» AIM
Of the lines in the data below, count the ones holding the string "具体考核关系的确定参见附件", and answer with that number only.

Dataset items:
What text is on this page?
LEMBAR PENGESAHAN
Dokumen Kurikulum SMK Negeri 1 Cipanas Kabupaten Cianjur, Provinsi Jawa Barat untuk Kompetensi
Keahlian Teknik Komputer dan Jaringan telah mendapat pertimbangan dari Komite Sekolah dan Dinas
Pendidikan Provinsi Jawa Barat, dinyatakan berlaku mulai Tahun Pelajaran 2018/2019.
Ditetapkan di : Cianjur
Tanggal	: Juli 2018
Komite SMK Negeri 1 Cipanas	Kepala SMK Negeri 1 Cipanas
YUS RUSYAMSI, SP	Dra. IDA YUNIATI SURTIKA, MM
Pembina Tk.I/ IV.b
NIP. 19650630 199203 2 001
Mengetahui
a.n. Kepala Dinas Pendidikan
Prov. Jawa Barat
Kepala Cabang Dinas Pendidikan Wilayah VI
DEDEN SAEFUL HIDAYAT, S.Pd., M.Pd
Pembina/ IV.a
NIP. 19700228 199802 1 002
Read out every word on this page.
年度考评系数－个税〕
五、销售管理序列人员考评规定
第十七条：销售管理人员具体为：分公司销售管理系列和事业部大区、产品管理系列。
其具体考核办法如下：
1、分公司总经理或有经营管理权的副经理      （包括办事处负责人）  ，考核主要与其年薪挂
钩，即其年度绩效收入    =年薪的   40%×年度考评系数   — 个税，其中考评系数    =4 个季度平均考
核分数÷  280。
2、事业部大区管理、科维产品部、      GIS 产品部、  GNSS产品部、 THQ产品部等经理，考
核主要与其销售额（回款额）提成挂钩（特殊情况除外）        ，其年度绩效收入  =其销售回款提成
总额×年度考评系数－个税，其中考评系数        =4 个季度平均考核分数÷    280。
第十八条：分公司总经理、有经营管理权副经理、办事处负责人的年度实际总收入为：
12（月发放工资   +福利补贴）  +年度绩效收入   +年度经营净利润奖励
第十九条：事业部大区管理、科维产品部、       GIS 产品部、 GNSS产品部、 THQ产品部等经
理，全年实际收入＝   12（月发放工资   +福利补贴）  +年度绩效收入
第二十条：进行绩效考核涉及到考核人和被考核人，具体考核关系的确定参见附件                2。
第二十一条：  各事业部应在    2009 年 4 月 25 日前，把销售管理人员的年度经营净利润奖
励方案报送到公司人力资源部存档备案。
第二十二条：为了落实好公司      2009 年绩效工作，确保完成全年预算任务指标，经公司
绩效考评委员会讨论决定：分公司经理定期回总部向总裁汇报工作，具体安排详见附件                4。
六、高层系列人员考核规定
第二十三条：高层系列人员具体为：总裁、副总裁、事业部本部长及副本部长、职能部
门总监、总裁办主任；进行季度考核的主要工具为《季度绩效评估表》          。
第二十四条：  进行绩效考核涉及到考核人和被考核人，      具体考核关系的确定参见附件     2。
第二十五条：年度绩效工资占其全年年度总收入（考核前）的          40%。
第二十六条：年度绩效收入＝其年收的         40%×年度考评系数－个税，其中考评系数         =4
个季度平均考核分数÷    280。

» CORRECT OUTPUT
2